Write out the data below exactly as given, without any of its pictures.

__Data records__.
--- START ---
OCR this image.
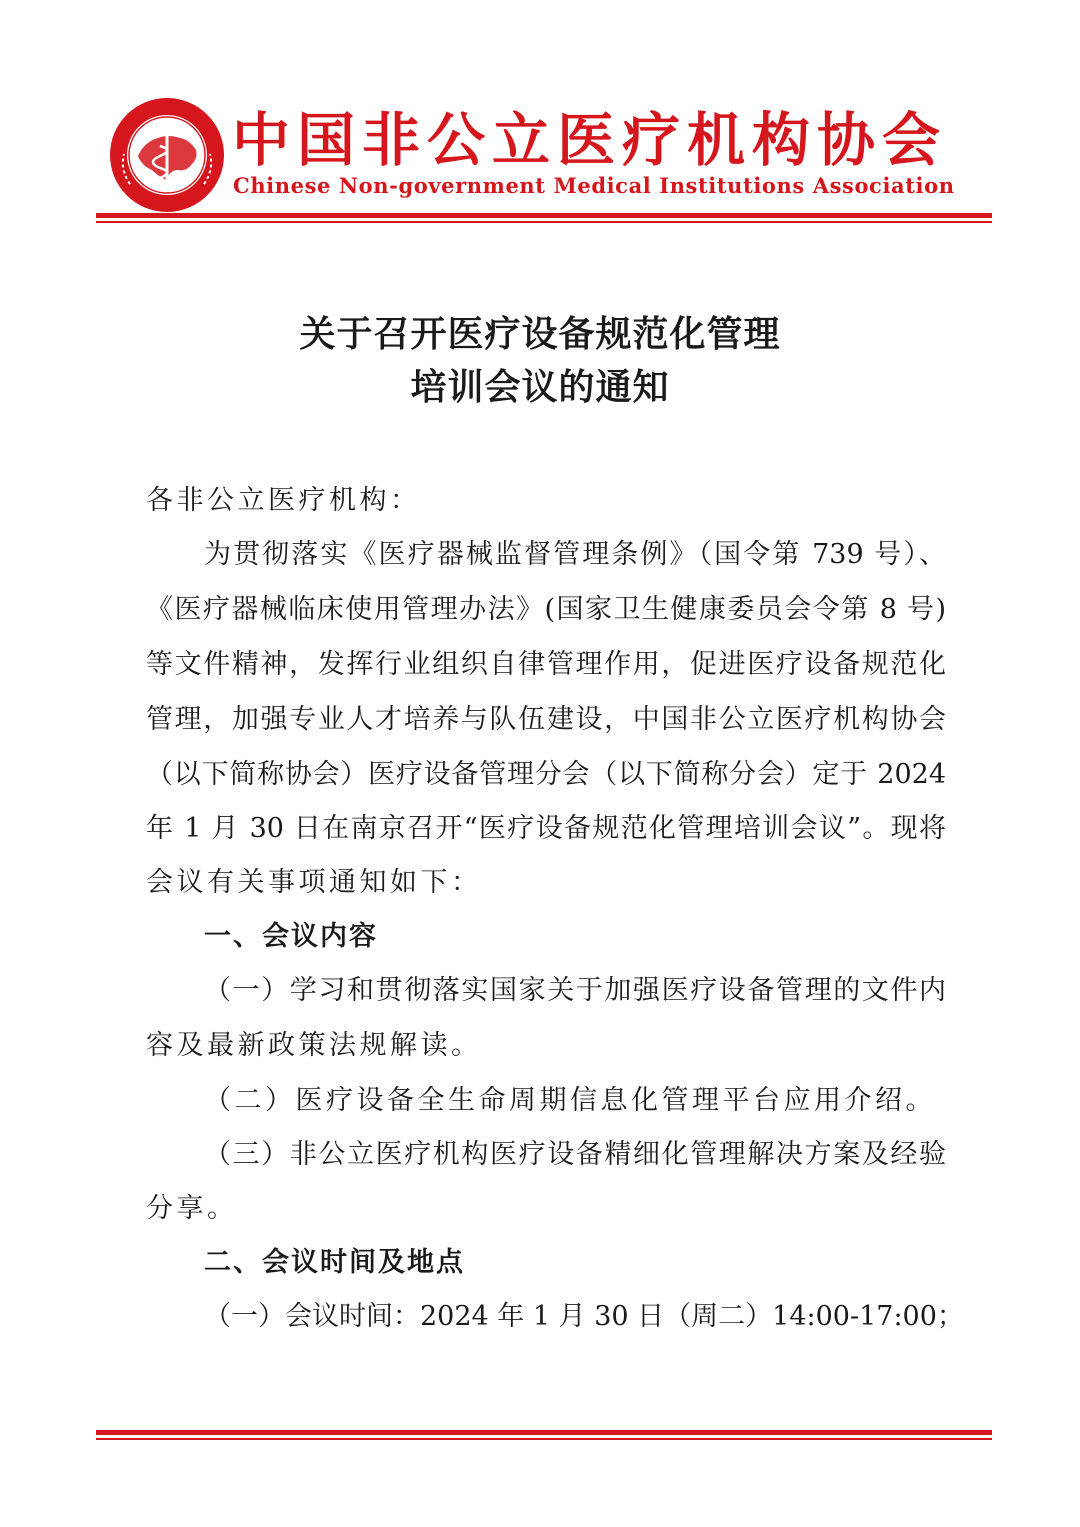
中国非公立医疗机构协会
Chinese Non-government Medical Institutions Association
关于召开医疗设备规范化管理
培训会议的通知
各非公立医疗机构：
为贯彻落实《医疗器械监督管理条例》（国令第 739 号）、
《医疗器械临床使用管理办法》(国家卫生健康委员会令第 8 号)
等文件精神，发挥行业组织自律管理作用，促进医疗设备规范化
管理，加强专业人才培养与队伍建设，中国非公立医疗机构协会
（以下简称协会）医疗设备管理分会（以下简称分会）定于 2024
年 1 月 30 日在南京召开“医疗设备规范化管理培训会议”。现将
会议有关事项通知如下：
一、会议内容
（一）学习和贯彻落实国家关于加强医疗设备管理的文件内
容及最新政策法规解读。
（二）医疗设备全生命周期信息化管理平台应用介绍。
（三）非公立医疗机构医疗设备精细化管理解决方案及经验
分享。
二、会议时间及地点
（一）会议时间：2024 年 1 月 30 日（周二）14:00-17:00；
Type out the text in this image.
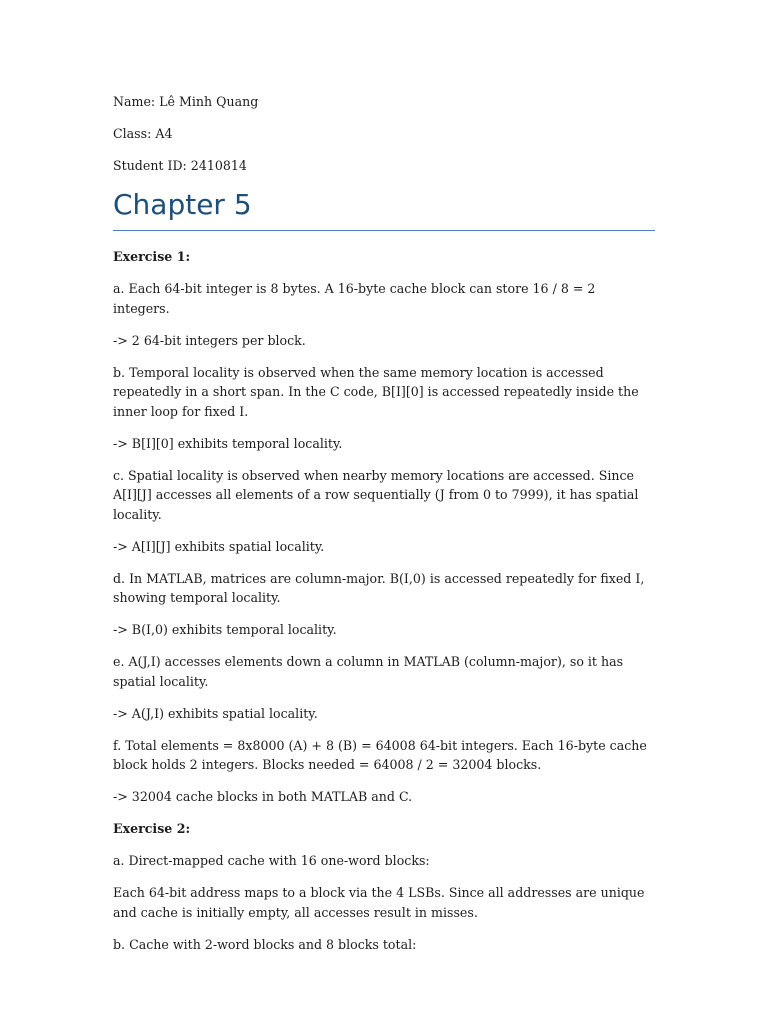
Name: Lê Minh Quang

Class: A4

Student ID: 2410814

Chapter 5

Exercise 1:

a. Each 64-bit integer is 8 bytes. A 16-byte cache block can store 16 / 8 = 2 integers.

-> 2 64-bit integers per block.

b. Temporal locality is observed when the same memory location is accessed repeatedly in a short span. In the C code, B[I][0] is accessed repeatedly inside the inner loop for fixed I.

-> B[I][0] exhibits temporal locality.

c. Spatial locality is observed when nearby memory locations are accessed. Since A[I][J] accesses all elements of a row sequentially (J from 0 to 7999), it has spatial locality.

-> A[I][J] exhibits spatial locality.

d. In MATLAB, matrices are column-major. B(I,0) is accessed repeatedly for fixed I, showing temporal locality.

-> B(I,0) exhibits temporal locality.

e. A(J,I) accesses elements down a column in MATLAB (column-major), so it has spatial locality.

-> A(J,I) exhibits spatial locality.

f. Total elements = 8x8000 (A) + 8 (B) = 64008 64-bit integers. Each 16-byte cache block holds 2 integers. Blocks needed = 64008 / 2 = 32004 blocks.

-> 32004 cache blocks in both MATLAB and C.

Exercise 2:

a. Direct-mapped cache with 16 one-word blocks:

Each 64-bit address maps to a block via the 4 LSBs. Since all addresses are unique and cache is initially empty, all accesses result in misses.

b. Cache with 2-word blocks and 8 blocks total:
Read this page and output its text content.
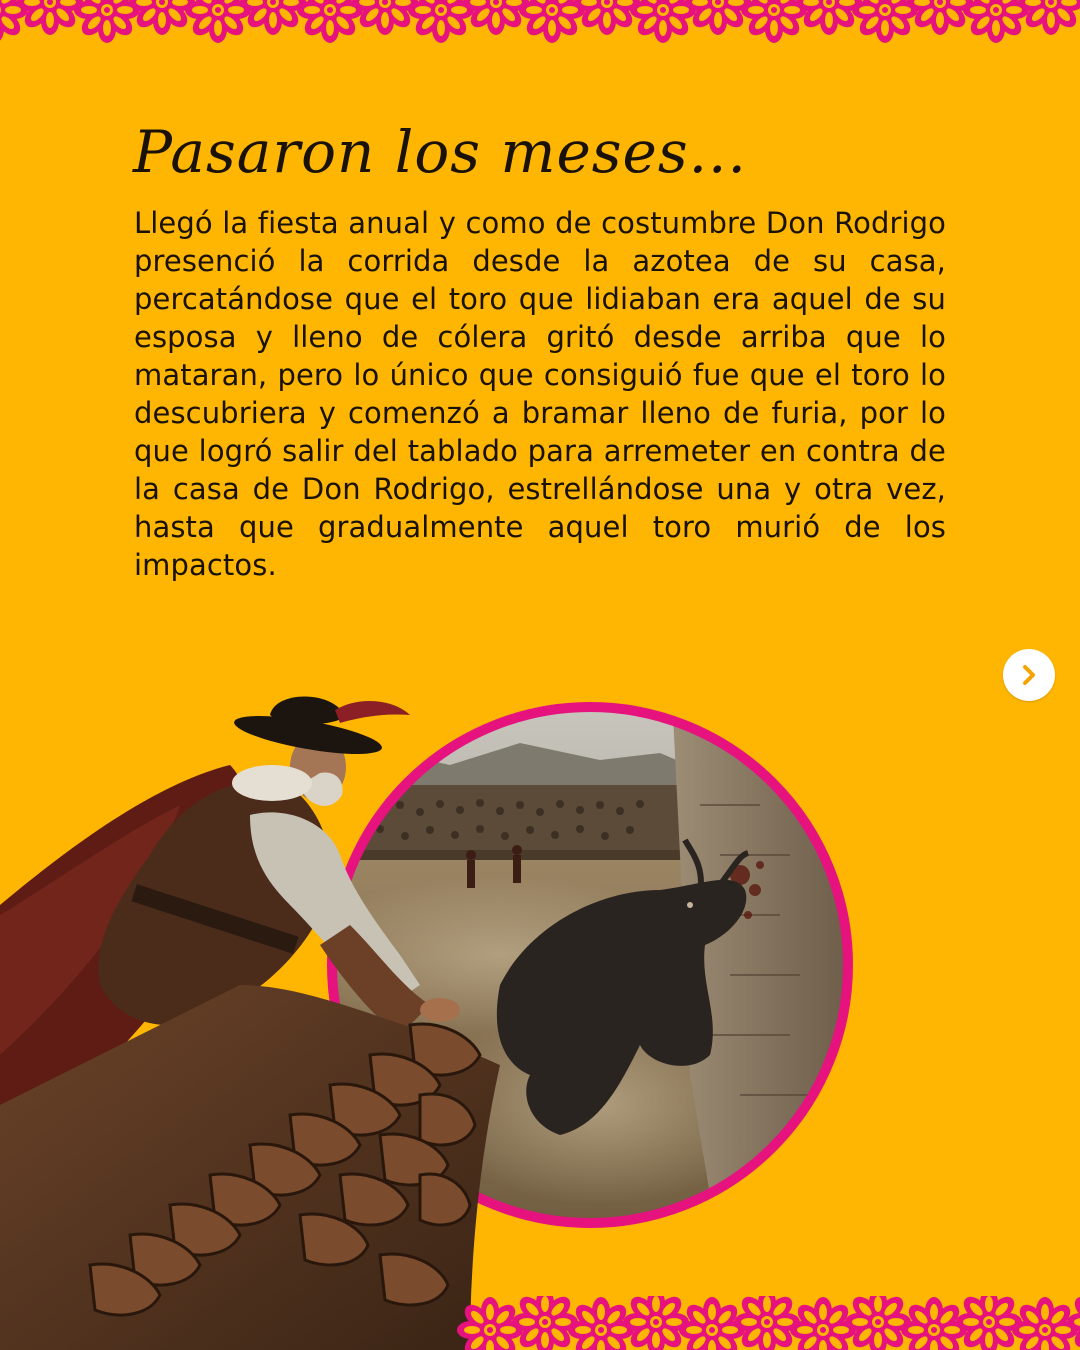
Pasaron los meses...

Llegó la fiesta anual y como de costumbre Don Rodrigo presenció la corrida desde la azotea de su casa, percatándose que el toro que lidiaban era aquel de su esposa y lleno de cólera gritó desde arriba que lo mataran, pero lo único que consiguió fue que el toro lo descubriera y comenzó a bramar lleno de furia, por lo que logró salir del tablado para arremeter en contra de la casa de Don Rodrigo, estrellándose una y otra vez, hasta que gradualmente aquel toro murió de los impactos.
--- END ---
__Response for this exercise__.
OCR this image.
中国非公立医疗机构协会
Chinese Non-government Medical Institutions Association
关于召开医疗设备规范化管理
培训会议的通知
各非公立医疗机构：
为贯彻落实《医疗器械监督管理条例》（国令第 739 号）、
《医疗器械临床使用管理办法》(国家卫生健康委员会令第 8 号)
等文件精神，发挥行业组织自律管理作用，促进医疗设备规范化
管理，加强专业人才培养与队伍建设，中国非公立医疗机构协会
（以下简称协会）医疗设备管理分会（以下简称分会）定于 2024
年 1 月 30 日在南京召开“医疗设备规范化管理培训会议”。现将
会议有关事项通知如下：
一、会议内容
（一）学习和贯彻落实国家关于加强医疗设备管理的文件内
容及最新政策法规解读。
（二）医疗设备全生命周期信息化管理平台应用介绍。
（三）非公立医疗机构医疗设备精细化管理解决方案及经验
分享。
二、会议时间及地点
（一）会议时间：2024 年 1 月 30 日（周二）14:00-17:00；
Type out the text in this image.
Name: Lê Minh Quang

Class: A4

Student ID: 2410814

Chapter 5

Exercise 1:

a. Each 64-bit integer is 8 bytes. A 16-byte cache block can store 16 / 8 = 2 integers.

-> 2 64-bit integers per block.

b. Temporal locality is observed when the same memory location is accessed repeatedly in a short span. In the C code, B[I][0] is accessed repeatedly inside the inner loop for fixed I.

-> B[I][0] exhibits temporal locality.

c. Spatial locality is observed when nearby memory locations are accessed. Since A[I][J] accesses all elements of a row sequentially (J from 0 to 7999), it has spatial locality.

-> A[I][J] exhibits spatial locality.

d. In MATLAB, matrices are column-major. B(I,0) is accessed repeatedly for fixed I, showing temporal locality.

-> B(I,0) exhibits temporal locality.

e. A(J,I) accesses elements down a column in MATLAB (column-major), so it has spatial locality.

-> A(J,I) exhibits spatial locality.

f. Total elements = 8x8000 (A) + 8 (B) = 64008 64-bit integers. Each 16-byte cache block holds 2 integers. Blocks needed = 64008 / 2 = 32004 blocks.

-> 32004 cache blocks in both MATLAB and C.

Exercise 2:

a. Direct-mapped cache with 16 one-word blocks:

Each 64-bit address maps to a block via the 4 LSBs. Since all addresses are unique and cache is initially empty, all accesses result in misses.

b. Cache with 2-word blocks and 8 blocks total:
Read this page and output its text content.
Pasaron los meses...

Llegó la fiesta anual y como de costumbre Don Rodrigo presenció la corrida desde la azotea de su casa, percatándose que el toro que lidiaban era aquel de su esposa y lleno de cólera gritó desde arriba que lo mataran, pero lo único que consiguió fue que el toro lo descubriera y comenzó a bramar lleno de furia, por lo que logró salir del tablado para arremeter en contra de la casa de Don Rodrigo, estrellándose una y otra vez, hasta que gradualmente aquel toro murió de los impactos.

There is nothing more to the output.